Figure dataset records

[start]

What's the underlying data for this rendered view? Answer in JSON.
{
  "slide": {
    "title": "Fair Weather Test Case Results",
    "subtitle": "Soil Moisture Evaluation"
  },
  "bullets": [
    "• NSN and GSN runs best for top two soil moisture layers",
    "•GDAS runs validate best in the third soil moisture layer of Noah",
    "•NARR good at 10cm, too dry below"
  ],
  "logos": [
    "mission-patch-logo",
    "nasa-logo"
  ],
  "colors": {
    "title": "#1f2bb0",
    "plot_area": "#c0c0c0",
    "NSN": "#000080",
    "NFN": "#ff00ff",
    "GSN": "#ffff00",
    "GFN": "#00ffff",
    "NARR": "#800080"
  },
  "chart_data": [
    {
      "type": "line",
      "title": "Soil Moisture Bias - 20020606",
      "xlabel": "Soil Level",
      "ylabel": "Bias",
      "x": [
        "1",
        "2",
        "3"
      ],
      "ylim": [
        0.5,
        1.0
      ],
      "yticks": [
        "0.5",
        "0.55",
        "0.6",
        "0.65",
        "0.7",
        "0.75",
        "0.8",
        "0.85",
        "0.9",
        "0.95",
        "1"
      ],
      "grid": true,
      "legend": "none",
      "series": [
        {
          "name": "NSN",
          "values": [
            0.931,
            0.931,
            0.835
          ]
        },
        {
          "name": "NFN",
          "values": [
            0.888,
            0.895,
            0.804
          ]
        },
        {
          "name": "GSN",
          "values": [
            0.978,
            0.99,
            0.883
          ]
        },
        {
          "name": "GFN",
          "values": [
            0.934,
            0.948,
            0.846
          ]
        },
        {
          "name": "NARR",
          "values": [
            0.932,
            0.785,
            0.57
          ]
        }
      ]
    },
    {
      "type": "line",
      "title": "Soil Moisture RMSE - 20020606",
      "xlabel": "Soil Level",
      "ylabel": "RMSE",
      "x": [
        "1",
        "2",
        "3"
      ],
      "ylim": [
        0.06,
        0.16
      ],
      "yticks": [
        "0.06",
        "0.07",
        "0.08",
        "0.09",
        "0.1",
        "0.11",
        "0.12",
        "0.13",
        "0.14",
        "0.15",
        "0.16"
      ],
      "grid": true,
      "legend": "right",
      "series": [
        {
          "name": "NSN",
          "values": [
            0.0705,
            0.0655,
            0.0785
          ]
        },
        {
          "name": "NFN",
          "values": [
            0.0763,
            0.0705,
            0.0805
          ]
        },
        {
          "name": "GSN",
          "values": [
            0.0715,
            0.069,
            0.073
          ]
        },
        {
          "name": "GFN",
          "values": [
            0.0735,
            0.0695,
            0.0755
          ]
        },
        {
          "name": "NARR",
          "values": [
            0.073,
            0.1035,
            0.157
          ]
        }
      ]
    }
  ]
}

[end]

Nothing should be left out: return all of the records exactly.

What's the underlying data for this rendered view? Answer in JSON.
{
  "slide": {
    "title": "Fair Weather Test Case Results",
    "subtitle": "Soil Moisture Evaluation"
  },
  "bullets": [
    "• NSN and GSN runs best for top two soil moisture layers",
    "•GDAS runs validate best in the third soil moisture layer of Noah",
    "•NARR good at 10cm, too dry below"
  ],
  "logos": [
    "mission-patch-logo",
    "nasa-logo"
  ],
  "colors": {
    "title": "#1f2bb0",
    "plot_area": "#c0c0c0",
    "NSN": "#000080",
    "NFN": "#ff00ff",
    "GSN": "#ffff00",
    "GFN": "#00ffff",
    "NARR": "#800080"
  },
  "chart_data": [
    {
      "type": "line",
      "title": "Soil Moisture Bias - 20020606",
      "xlabel": "Soil Level",
      "ylabel": "Bias",
      "x": [
        "1",
        "2",
        "3"
      ],
      "ylim": [
        0.5,
        1.0
      ],
      "yticks": [
        "0.5",
        "0.55",
        "0.6",
        "0.65",
        "0.7",
        "0.75",
        "0.8",
        "0.85",
        "0.9",
        "0.95",
        "1"
      ],
      "grid": true,
      "legend": "none",
      "series": [
        {
          "name": "NSN",
          "values": [
            0.931,
            0.931,
            0.835
          ]
        },
        {
          "name": "NFN",
          "values": [
            0.888,
            0.895,
            0.804
          ]
        },
        {
          "name": "GSN",
          "values": [
            0.978,
            0.99,
            0.883
          ]
        },
        {
          "name": "GFN",
          "values": [
            0.934,
            0.948,
            0.846
          ]
        },
        {
          "name": "NARR",
          "values": [
            0.932,
            0.785,
            0.57
          ]
        }
      ]
    },
    {
      "type": "line",
      "title": "Soil Moisture RMSE - 20020606",
      "xlabel": "Soil Level",
      "ylabel": "RMSE",
      "x": [
        "1",
        "2",
        "3"
      ],
      "ylim": [
        0.06,
        0.16
      ],
      "yticks": [
        "0.06",
        "0.07",
        "0.08",
        "0.09",
        "0.1",
        "0.11",
        "0.12",
        "0.13",
        "0.14",
        "0.15",
        "0.16"
      ],
      "grid": true,
      "legend": "right",
      "series": [
        {
          "name": "NSN",
          "values": [
            0.0705,
            0.0655,
            0.0785
          ]
        },
        {
          "name": "NFN",
          "values": [
            0.0763,
            0.0705,
            0.0805
          ]
        },
        {
          "name": "GSN",
          "values": [
            0.0715,
            0.069,
            0.073
          ]
        },
        {
          "name": "GFN",
          "values": [
            0.0735,
            0.0695,
            0.0755
          ]
        },
        {
          "name": "NARR",
          "values": [
            0.073,
            0.1035,
            0.157
          ]
        }
      ]
    }
  ]
}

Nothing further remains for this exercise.